AIM:
The records should be repeated word for word, pictures excluded.

PROVIDED RECORDS:

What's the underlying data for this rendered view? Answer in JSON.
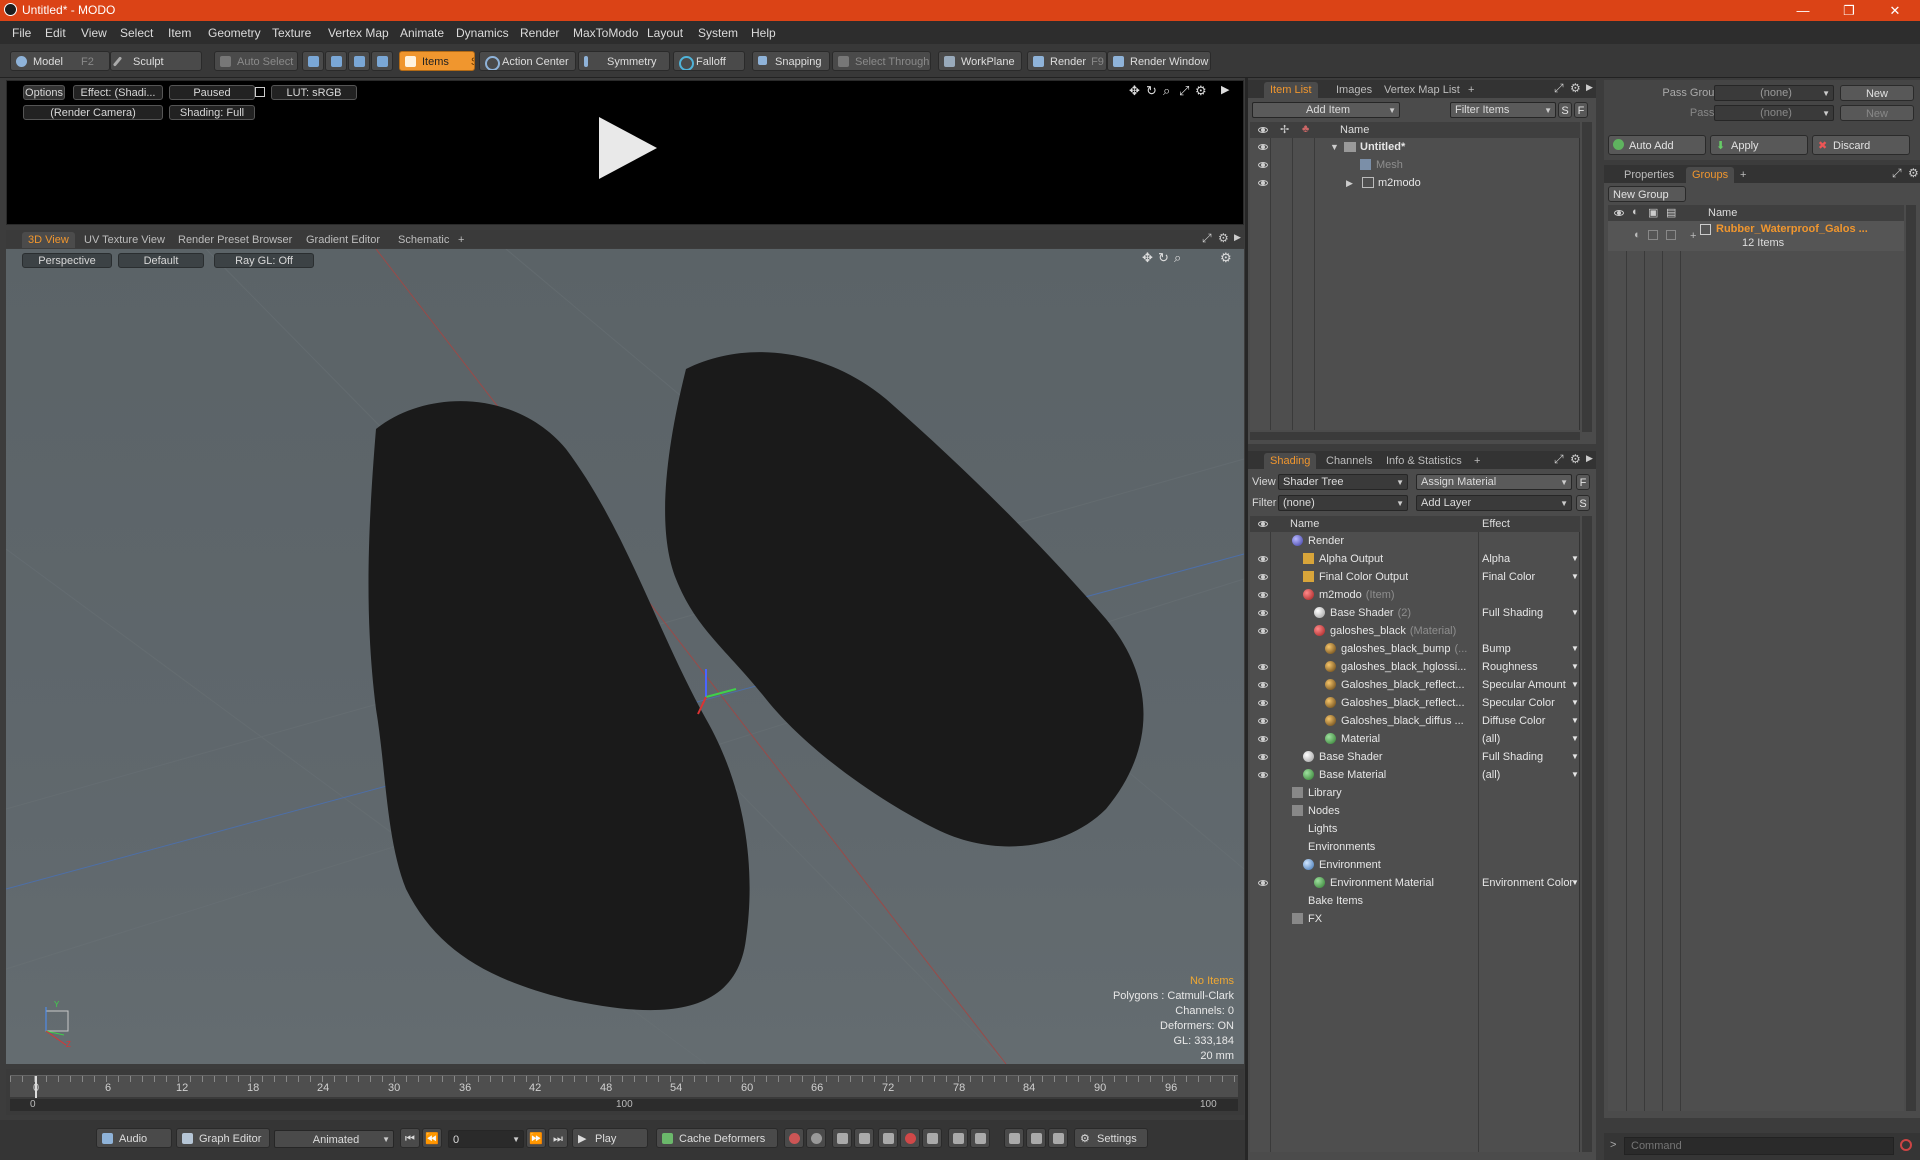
{
  "window": {
    "title": "Untitled* - MODO",
    "minimize": "—",
    "maximize": "❐",
    "close": "✕"
  },
  "menu": [
    "File",
    "Edit",
    "View",
    "Select",
    "Item",
    "Geometry",
    "Texture",
    "Vertex Map",
    "Animate",
    "Dynamics",
    "Render",
    "MaxToModo",
    "Layout",
    "System",
    "Help"
  ],
  "toolbar": {
    "model": "Model",
    "model_key": "F2",
    "sculpt": "Sculpt",
    "auto_select": "Auto Select",
    "items": "Items",
    "items_key": "S",
    "action_center": "Action Center",
    "symmetry": "Symmetry",
    "falloff": "Falloff",
    "snapping": "Snapping",
    "select_through": "Select Through",
    "workplane": "WorkPlane",
    "render": "Render",
    "render_key": "F9",
    "render_window": "Render Window"
  },
  "preview": {
    "options": "Options",
    "effect": "Effect: (Shadi...",
    "paused": "Paused",
    "lut": "LUT: sRGB",
    "camera": "(Render Camera)",
    "shading": "Shading: Full",
    "play_icon": "play-icon"
  },
  "viewport": {
    "tabs": [
      "3D View",
      "UV Texture View",
      "Render Preset Browser",
      "Gradient Editor",
      "Schematic"
    ],
    "add_tab": "+",
    "perspective": "Perspective",
    "default": "Default",
    "raygl": "Ray GL: Off",
    "info": {
      "no_items": "No Items",
      "polygons": "Polygons : Catmull-Clark",
      "channels": "Channels: 0",
      "deformers": "Deformers: ON",
      "gl": "GL: 333,184",
      "scale": "20 mm"
    },
    "axis_y": "Y",
    "axis_z": "Z"
  },
  "timeline": {
    "ticks": [
      "0",
      "6",
      "12",
      "18",
      "24",
      "30",
      "36",
      "42",
      "48",
      "54",
      "60",
      "66",
      "72",
      "78",
      "84",
      "90",
      "96"
    ],
    "range_start": "0",
    "range_mid": "100",
    "range_end": "100"
  },
  "bottombar": {
    "audio": "Audio",
    "graph_editor": "Graph Editor",
    "animated": "Animated",
    "frame": "0",
    "play": "Play",
    "cache_deformers": "Cache Deformers",
    "settings": "Settings"
  },
  "item_list": {
    "tabs": [
      "Item List",
      "Images",
      "Vertex Map List"
    ],
    "add_tab": "+",
    "add_item": "Add Item",
    "filter_items": "Filter Items",
    "s_btn": "S",
    "f_btn": "F",
    "col_name": "Name",
    "rows": [
      {
        "label": "Untitled*",
        "indent": 0
      },
      {
        "label": "Mesh",
        "indent": 1
      },
      {
        "label": "m2modo",
        "indent": 1
      }
    ]
  },
  "shading": {
    "tabs": [
      "Shading",
      "Channels",
      "Info & Statistics"
    ],
    "add_tab": "+",
    "view_label": "View",
    "view_value": "Shader Tree",
    "assign_material": "Assign Material",
    "f_btn": "F",
    "filter_label": "Filter",
    "filter_value": "(none)",
    "add_layer": "Add Layer",
    "s_btn": "S",
    "col_name": "Name",
    "col_effect": "Effect",
    "rows": [
      {
        "name": "Render",
        "suffix": "",
        "effect": "",
        "indent": 0,
        "eye": false,
        "icon": "render-sphere-icon"
      },
      {
        "name": "Alpha Output",
        "suffix": "",
        "effect": "Alpha",
        "indent": 1,
        "eye": true,
        "icon": "output-icon"
      },
      {
        "name": "Final Color Output",
        "suffix": "",
        "effect": "Final Color",
        "indent": 1,
        "eye": true,
        "icon": "output-icon"
      },
      {
        "name": "m2modo",
        "suffix": "(Item)",
        "effect": "",
        "indent": 1,
        "eye": true,
        "icon": "mask-icon"
      },
      {
        "name": "Base Shader",
        "suffix": "(2)",
        "effect": "Full Shading",
        "indent": 2,
        "eye": true,
        "icon": "shader-icon"
      },
      {
        "name": "galoshes_black",
        "suffix": "(Material)",
        "effect": "",
        "indent": 2,
        "eye": true,
        "icon": "mask-icon"
      },
      {
        "name": "galoshes_black_bump",
        "suffix": "(...",
        "effect": "Bump",
        "indent": 3,
        "eye": false,
        "icon": "texture-icon"
      },
      {
        "name": "galoshes_black_hglossi...",
        "suffix": "",
        "effect": "Roughness",
        "indent": 3,
        "eye": true,
        "icon": "texture-icon"
      },
      {
        "name": "Galoshes_black_reflect...",
        "suffix": "",
        "effect": "Specular Amount",
        "indent": 3,
        "eye": true,
        "icon": "texture-icon"
      },
      {
        "name": "Galoshes_black_reflect...",
        "suffix": "",
        "effect": "Specular Color",
        "indent": 3,
        "eye": true,
        "icon": "texture-icon"
      },
      {
        "name": "Galoshes_black_diffus ...",
        "suffix": "",
        "effect": "Diffuse Color",
        "indent": 3,
        "eye": true,
        "icon": "texture-icon"
      },
      {
        "name": "Material",
        "suffix": "",
        "effect": "(all)",
        "indent": 3,
        "eye": true,
        "icon": "material-icon"
      },
      {
        "name": "Base Shader",
        "suffix": "",
        "effect": "Full Shading",
        "indent": 1,
        "eye": true,
        "icon": "shader-icon"
      },
      {
        "name": "Base Material",
        "suffix": "",
        "effect": "(all)",
        "indent": 1,
        "eye": true,
        "icon": "material-icon"
      },
      {
        "name": "Library",
        "suffix": "",
        "effect": "",
        "indent": 0,
        "eye": false,
        "icon": "folder-icon"
      },
      {
        "name": "Nodes",
        "suffix": "",
        "effect": "",
        "indent": 0,
        "eye": false,
        "icon": "folder-icon"
      },
      {
        "name": "Lights",
        "suffix": "",
        "effect": "",
        "indent": 0,
        "eye": false,
        "icon": ""
      },
      {
        "name": "Environments",
        "suffix": "",
        "effect": "",
        "indent": 0,
        "eye": false,
        "icon": ""
      },
      {
        "name": "Environment",
        "suffix": "",
        "effect": "",
        "indent": 1,
        "eye": false,
        "icon": "environment-icon"
      },
      {
        "name": "Environment Material",
        "suffix": "",
        "effect": "Environment Color",
        "indent": 2,
        "eye": true,
        "icon": "material-icon"
      },
      {
        "name": "Bake Items",
        "suffix": "",
        "effect": "",
        "indent": 0,
        "eye": false,
        "icon": ""
      },
      {
        "name": "FX",
        "suffix": "",
        "effect": "",
        "indent": 0,
        "eye": false,
        "icon": "fx-icon"
      }
    ]
  },
  "groups_panel": {
    "pass_groups_label": "Pass Groups",
    "pass_groups_value": "(none)",
    "new": "New",
    "passes_label": "Passes",
    "passes_value": "(none)",
    "new2": "New",
    "auto_add": "Auto Add",
    "apply": "Apply",
    "discard": "Discard",
    "tabs": [
      "Properties",
      "Groups"
    ],
    "add_tab": "+",
    "new_group": "New Group",
    "col_name": "Name",
    "group_name": "Rubber_Waterproof_Galos ...",
    "group_count": "12 Items",
    "command_placeholder": "Command",
    "command_prompt": ">"
  },
  "colors": {
    "accent": "#f0962e",
    "titlebar": "#db4316",
    "viewport": "#5f676c"
  }
}
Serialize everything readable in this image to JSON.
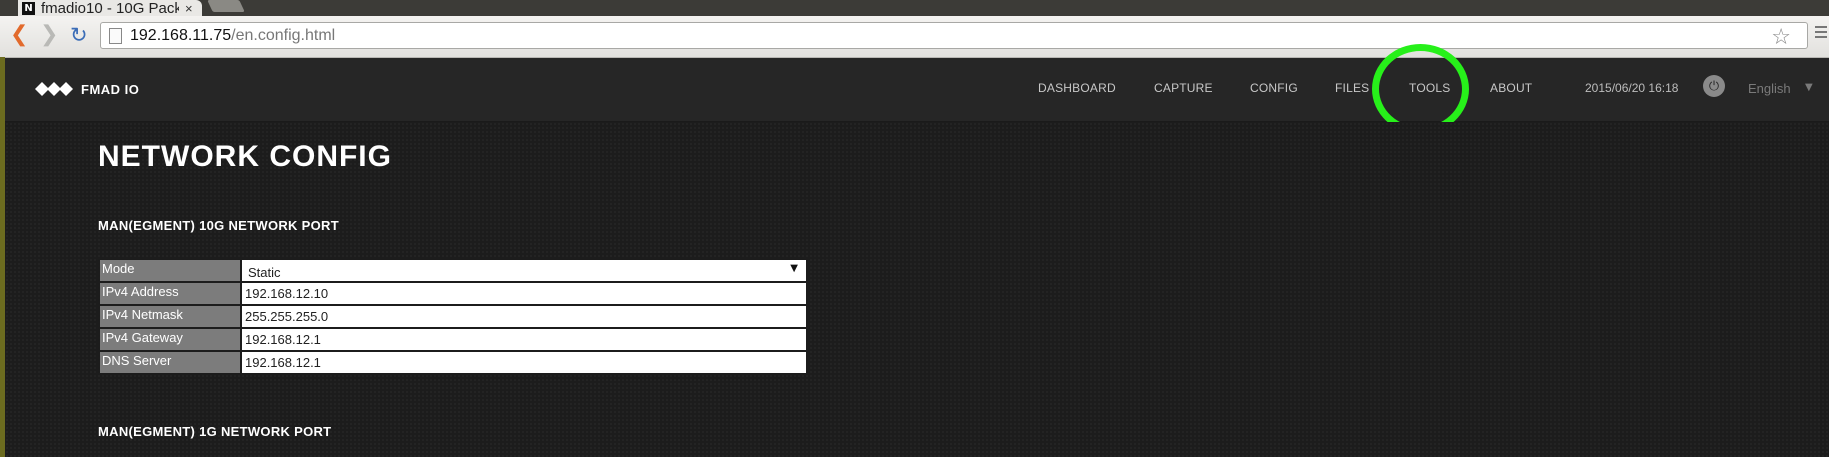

SOLUTION FOR THIS PROBLEM:
What's the underlying data for this rendered view? Answer in JSON.
{
  "window": {
    "title": "Untitled* - MODO",
    "minimize": "—",
    "maximize": "❐",
    "close": "✕"
  },
  "menu": [
    "File",
    "Edit",
    "View",
    "Select",
    "Item",
    "Geometry",
    "Texture",
    "Vertex Map",
    "Animate",
    "Dynamics",
    "Render",
    "MaxToModo",
    "Layout",
    "System",
    "Help"
  ],
  "toolbar": {
    "model": "Model",
    "model_key": "F2",
    "sculpt": "Sculpt",
    "auto_select": "Auto Select",
    "items": "Items",
    "items_key": "S",
    "action_center": "Action Center",
    "symmetry": "Symmetry",
    "falloff": "Falloff",
    "snapping": "Snapping",
    "select_through": "Select Through",
    "workplane": "WorkPlane",
    "render": "Render",
    "render_key": "F9",
    "render_window": "Render Window"
  },
  "preview": {
    "options": "Options",
    "effect": "Effect: (Shadi...",
    "paused": "Paused",
    "lut": "LUT: sRGB",
    "camera": "(Render Camera)",
    "shading": "Shading: Full",
    "play_icon": "play-icon"
  },
  "viewport": {
    "tabs": [
      "3D View",
      "UV Texture View",
      "Render Preset Browser",
      "Gradient Editor",
      "Schematic"
    ],
    "add_tab": "+",
    "perspective": "Perspective",
    "default": "Default",
    "raygl": "Ray GL: Off",
    "info": {
      "no_items": "No Items",
      "polygons": "Polygons : Catmull-Clark",
      "channels": "Channels: 0",
      "deformers": "Deformers: ON",
      "gl": "GL: 333,184",
      "scale": "20 mm"
    },
    "axis_y": "Y",
    "axis_z": "Z"
  },
  "timeline": {
    "ticks": [
      "0",
      "6",
      "12",
      "18",
      "24",
      "30",
      "36",
      "42",
      "48",
      "54",
      "60",
      "66",
      "72",
      "78",
      "84",
      "90",
      "96"
    ],
    "range_start": "0",
    "range_mid": "100",
    "range_end": "100"
  },
  "bottombar": {
    "audio": "Audio",
    "graph_editor": "Graph Editor",
    "animated": "Animated",
    "frame": "0",
    "play": "Play",
    "cache_deformers": "Cache Deformers",
    "settings": "Settings"
  },
  "item_list": {
    "tabs": [
      "Item List",
      "Images",
      "Vertex Map List"
    ],
    "add_tab": "+",
    "add_item": "Add Item",
    "filter_items": "Filter Items",
    "s_btn": "S",
    "f_btn": "F",
    "col_name": "Name",
    "rows": [
      {
        "label": "Untitled*",
        "indent": 0
      },
      {
        "label": "Mesh",
        "indent": 1
      },
      {
        "label": "m2modo",
        "indent": 1
      }
    ]
  },
  "shading": {
    "tabs": [
      "Shading",
      "Channels",
      "Info & Statistics"
    ],
    "add_tab": "+",
    "view_label": "View",
    "view_value": "Shader Tree",
    "assign_material": "Assign Material",
    "f_btn": "F",
    "filter_label": "Filter",
    "filter_value": "(none)",
    "add_layer": "Add Layer",
    "s_btn": "S",
    "col_name": "Name",
    "col_effect": "Effect",
    "rows": [
      {
        "name": "Render",
        "suffix": "",
        "effect": "",
        "indent": 0,
        "eye": false,
        "icon": "render-sphere-icon"
      },
      {
        "name": "Alpha Output",
        "suffix": "",
        "effect": "Alpha",
        "indent": 1,
        "eye": true,
        "icon": "output-icon"
      },
      {
        "name": "Final Color Output",
        "suffix": "",
        "effect": "Final Color",
        "indent": 1,
        "eye": true,
        "icon": "output-icon"
      },
      {
        "name": "m2modo",
        "suffix": "(Item)",
        "effect": "",
        "indent": 1,
        "eye": true,
        "icon": "mask-icon"
      },
      {
        "name": "Base Shader",
        "suffix": "(2)",
        "effect": "Full Shading",
        "indent": 2,
        "eye": true,
        "icon": "shader-icon"
      },
      {
        "name": "galoshes_black",
        "suffix": "(Material)",
        "effect": "",
        "indent": 2,
        "eye": true,
        "icon": "mask-icon"
      },
      {
        "name": "galoshes_black_bump",
        "suffix": "(...",
        "effect": "Bump",
        "indent": 3,
        "eye": false,
        "icon": "texture-icon"
      },
      {
        "name": "galoshes_black_hglossi...",
        "suffix": "",
        "effect": "Roughness",
        "indent": 3,
        "eye": true,
        "icon": "texture-icon"
      },
      {
        "name": "Galoshes_black_reflect...",
        "suffix": "",
        "effect": "Specular Amount",
        "indent": 3,
        "eye": true,
        "icon": "texture-icon"
      },
      {
        "name": "Galoshes_black_reflect...",
        "suffix": "",
        "effect": "Specular Color",
        "indent": 3,
        "eye": true,
        "icon": "texture-icon"
      },
      {
        "name": "Galoshes_black_diffus ...",
        "suffix": "",
        "effect": "Diffuse Color",
        "indent": 3,
        "eye": true,
        "icon": "texture-icon"
      },
      {
        "name": "Material",
        "suffix": "",
        "effect": "(all)",
        "indent": 3,
        "eye": true,
        "icon": "material-icon"
      },
      {
        "name": "Base Shader",
        "suffix": "",
        "effect": "Full Shading",
        "indent": 1,
        "eye": true,
        "icon": "shader-icon"
      },
      {
        "name": "Base Material",
        "suffix": "",
        "effect": "(all)",
        "indent": 1,
        "eye": true,
        "icon": "material-icon"
      },
      {
        "name": "Library",
        "suffix": "",
        "effect": "",
        "indent": 0,
        "eye": false,
        "icon": "folder-icon"
      },
      {
        "name": "Nodes",
        "suffix": "",
        "effect": "",
        "indent": 0,
        "eye": false,
        "icon": "folder-icon"
      },
      {
        "name": "Lights",
        "suffix": "",
        "effect": "",
        "indent": 0,
        "eye": false,
        "icon": ""
      },
      {
        "name": "Environments",
        "suffix": "",
        "effect": "",
        "indent": 0,
        "eye": false,
        "icon": ""
      },
      {
        "name": "Environment",
        "suffix": "",
        "effect": "",
        "indent": 1,
        "eye": false,
        "icon": "environment-icon"
      },
      {
        "name": "Environment Material",
        "suffix": "",
        "effect": "Environment Color",
        "indent": 2,
        "eye": true,
        "icon": "material-icon"
      },
      {
        "name": "Bake Items",
        "suffix": "",
        "effect": "",
        "indent": 0,
        "eye": false,
        "icon": ""
      },
      {
        "name": "FX",
        "suffix": "",
        "effect": "",
        "indent": 0,
        "eye": false,
        "icon": "fx-icon"
      }
    ]
  },
  "groups_panel": {
    "pass_groups_label": "Pass Groups",
    "pass_groups_value": "(none)",
    "new": "New",
    "passes_label": "Passes",
    "passes_value": "(none)",
    "new2": "New",
    "auto_add": "Auto Add",
    "apply": "Apply",
    "discard": "Discard",
    "tabs": [
      "Properties",
      "Groups"
    ],
    "add_tab": "+",
    "new_group": "New Group",
    "col_name": "Name",
    "group_name": "Rubber_Waterproof_Galos ...",
    "group_count": "12 Items",
    "command_placeholder": "Command",
    "command_prompt": ">"
  },
  "colors": {
    "accent": "#f0962e",
    "titlebar": "#db4316",
    "viewport": "#5f676c"
  }
}
Serialize everything readable in this image to JSON.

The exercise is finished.